Input for this task:
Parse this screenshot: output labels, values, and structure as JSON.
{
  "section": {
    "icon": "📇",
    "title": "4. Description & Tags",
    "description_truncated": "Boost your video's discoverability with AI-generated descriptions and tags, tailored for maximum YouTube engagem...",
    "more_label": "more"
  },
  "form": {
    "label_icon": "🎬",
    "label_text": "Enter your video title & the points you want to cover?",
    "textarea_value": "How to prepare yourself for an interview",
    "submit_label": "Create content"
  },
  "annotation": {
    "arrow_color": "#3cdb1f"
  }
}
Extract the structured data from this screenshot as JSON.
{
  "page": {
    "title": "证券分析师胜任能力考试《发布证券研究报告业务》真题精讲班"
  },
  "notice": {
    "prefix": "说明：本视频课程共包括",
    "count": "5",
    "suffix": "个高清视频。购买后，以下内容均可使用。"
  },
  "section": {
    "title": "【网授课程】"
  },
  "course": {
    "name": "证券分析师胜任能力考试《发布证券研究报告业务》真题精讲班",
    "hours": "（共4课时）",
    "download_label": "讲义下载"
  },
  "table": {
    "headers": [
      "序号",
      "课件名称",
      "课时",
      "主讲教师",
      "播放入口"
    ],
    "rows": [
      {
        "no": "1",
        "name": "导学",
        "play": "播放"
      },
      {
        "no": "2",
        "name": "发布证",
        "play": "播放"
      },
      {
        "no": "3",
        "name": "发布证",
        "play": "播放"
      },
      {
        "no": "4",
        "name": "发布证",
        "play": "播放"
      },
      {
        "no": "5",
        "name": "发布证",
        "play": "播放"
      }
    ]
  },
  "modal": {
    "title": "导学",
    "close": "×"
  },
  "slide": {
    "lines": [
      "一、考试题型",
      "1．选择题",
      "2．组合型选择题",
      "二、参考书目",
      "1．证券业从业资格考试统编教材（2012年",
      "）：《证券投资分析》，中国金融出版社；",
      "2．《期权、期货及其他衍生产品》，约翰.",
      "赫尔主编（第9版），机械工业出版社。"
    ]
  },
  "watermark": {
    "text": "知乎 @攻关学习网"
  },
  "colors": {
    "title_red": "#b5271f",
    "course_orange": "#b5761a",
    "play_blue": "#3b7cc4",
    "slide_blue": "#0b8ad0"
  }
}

Written exercise: Write down every line of the data exactly as it appears above.

Exercise solution:
Parse this screenshot: output labels, values, and structure as JSON.
{
  "section": {
    "icon": "📇",
    "title": "4. Description & Tags",
    "description_truncated": "Boost your video's discoverability with AI-generated descriptions and tags, tailored for maximum YouTube engagem...",
    "more_label": "more"
  },
  "form": {
    "label_icon": "🎬",
    "label_text": "Enter your video title & the points you want to cover?",
    "textarea_value": "How to prepare yourself for an interview",
    "submit_label": "Create content"
  },
  "annotation": {
    "arrow_color": "#3cdb1f"
  }
}
Extract the structured data from this screenshot as JSON.
{
  "page": {
    "title": "证券分析师胜任能力考试《发布证券研究报告业务》真题精讲班"
  },
  "notice": {
    "prefix": "说明：本视频课程共包括",
    "count": "5",
    "suffix": "个高清视频。购买后，以下内容均可使用。"
  },
  "section": {
    "title": "【网授课程】"
  },
  "course": {
    "name": "证券分析师胜任能力考试《发布证券研究报告业务》真题精讲班",
    "hours": "（共4课时）",
    "download_label": "讲义下载"
  },
  "table": {
    "headers": [
      "序号",
      "课件名称",
      "课时",
      "主讲教师",
      "播放入口"
    ],
    "rows": [
      {
        "no": "1",
        "name": "导学",
        "play": "播放"
      },
      {
        "no": "2",
        "name": "发布证",
        "play": "播放"
      },
      {
        "no": "3",
        "name": "发布证",
        "play": "播放"
      },
      {
        "no": "4",
        "name": "发布证",
        "play": "播放"
      },
      {
        "no": "5",
        "name": "发布证",
        "play": "播放"
      }
    ]
  },
  "modal": {
    "title": "导学",
    "close": "×"
  },
  "slide": {
    "lines": [
      "一、考试题型",
      "1．选择题",
      "2．组合型选择题",
      "二、参考书目",
      "1．证券业从业资格考试统编教材（2012年",
      "）：《证券投资分析》，中国金融出版社；",
      "2．《期权、期货及其他衍生产品》，约翰.",
      "赫尔主编（第9版），机械工业出版社。"
    ]
  },
  "watermark": {
    "text": "知乎 @攻关学习网"
  },
  "colors": {
    "title_red": "#b5271f",
    "course_orange": "#b5761a",
    "play_blue": "#3b7cc4",
    "slide_blue": "#0b8ad0"
  }
}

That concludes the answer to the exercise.